■ Selected text:
Archbishop Paavali introduced important reforms in Orthodox worship in Finland and through his public activities reshaped the image of Orthodoxy in a predominantly Lutheran country. His most important achievement, however, is the way in which he built Orthodox spirituality on a more clearly early-Christian foundation than had previously been the case.

As assistant bishop (1955 - 60) and archbishop (1961 - 87), Paavali (Gusev) accomplished notable reforms in Finnish Orthodox worship. He pruned it of both Slavic traits and of 'national' (i.e., in practice, Lutheran) characteristics adopted during the early years of Finnish independence and returned to the Greek-language traditions of the era of an undivided Christendom. To a remarkable extent, his public activities also reshaped Lutheran Finland's picture of Orthodoxy. For the Orthodox Church, Paavali was also an important church musician, and he also worked to develop ecumenical and international relations. According to many contemporaries, he was also a profound spiritual teacher. In assessments of Paavali, more attention has thus far been paid to his person than to his significance for the Finnish Orthodox Church. The latter aspect - the way in which he built the Orthodox Church in Finland on a more clearly early-Christian foundation than before - is, however, his most important achievement.

Georgi Paavali Gusev was born in St Petersburg in 1914. Five years later, the family moved to Viipuri (Vyborg), finnicising its surname to Olmari. Georgi's first name was finnicised to Yrjö. In 1926 he entered the classical grammar school in Viipuri, but he cut short his studies after his father died in 1932. In the same year he entered the seminary at Sortavala, completing his studies there in 1936. After this, he did his military service.

During his time at the seminary, Yrjö Olmari led the students' choir and worked as deputy director of the choir at Sortavala (Orthodox) Cathedral. He also began to adapt Slavic-language religious vocal music and works by Russian composers. At the instigation of the then principal of the seminary, Nikolai Valmo (1890 - 1943; principal 1931 - 42), Olmari also became acquainted with the Valamo (Valaam) monastery, to which he transferred after his time at the seminary in late 1937. The following year he became a monk and was ordained as a monk in holy orders, being given the monastic name 'Paavali'.

■ What you are asked to do: Transcribe the passage on Archbishop Paavali from "During his time" up to and including "monastic name 'Paavali'.". The data that follows was taken from a separate source.

■ Source excerpt:

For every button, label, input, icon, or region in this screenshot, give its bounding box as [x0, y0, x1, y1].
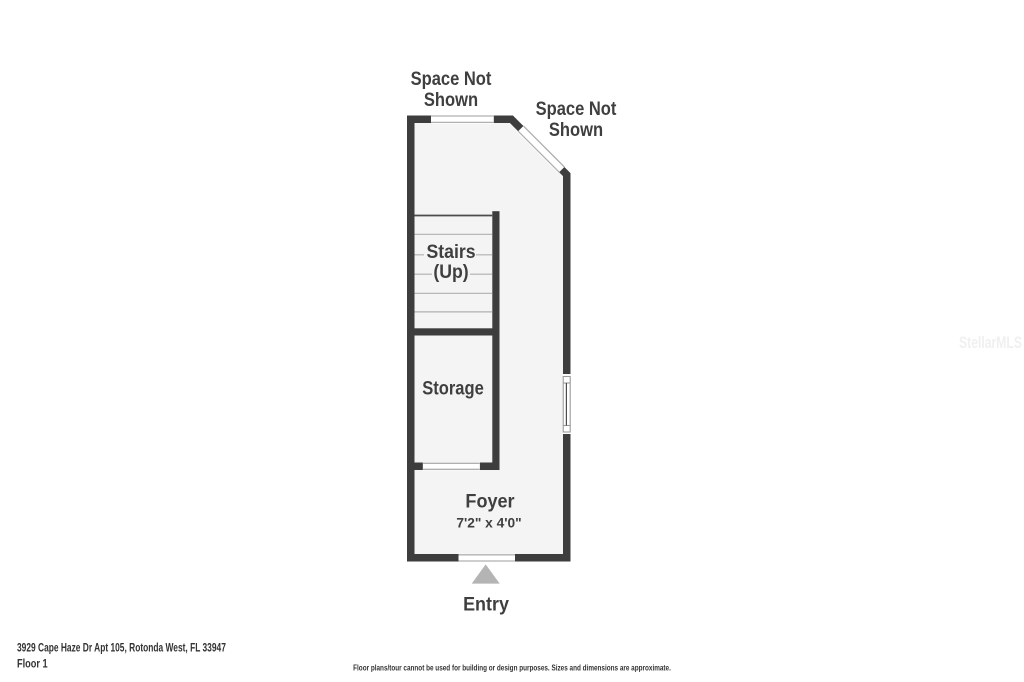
svg-text:StellarMLS: StellarMLS: [959, 334, 1022, 352]
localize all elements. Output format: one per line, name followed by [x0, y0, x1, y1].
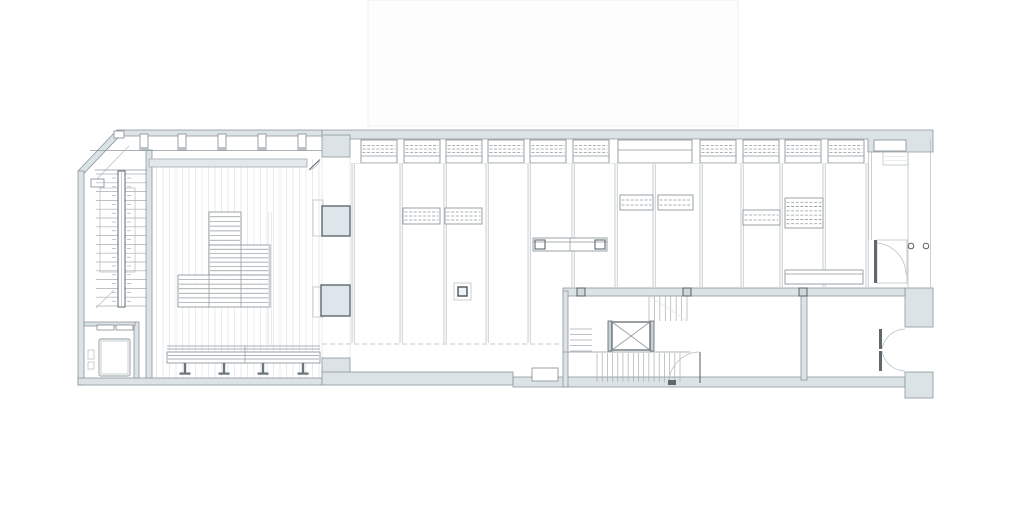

■ Answer to this problem:
During his time at the seminary, Yrjö Olmari led the students' choir and worked as deputy director of the choir at Sortavala (Orthodox) Cathedral. He also began to adapt Slavic-language religious vocal music and works by Russian composers. At the instigation of the then principal of the seminary, Nikolai Valmo (1890 - 1943; principal 1931 - 42), Olmari also became acquainted with the Valamo (Valaam) monastery, to which he transferred after his time at the seminary in late 1937. The following year he became a monk and was ordained as a monk in holy orders, being given the monastic name 'Paavali'.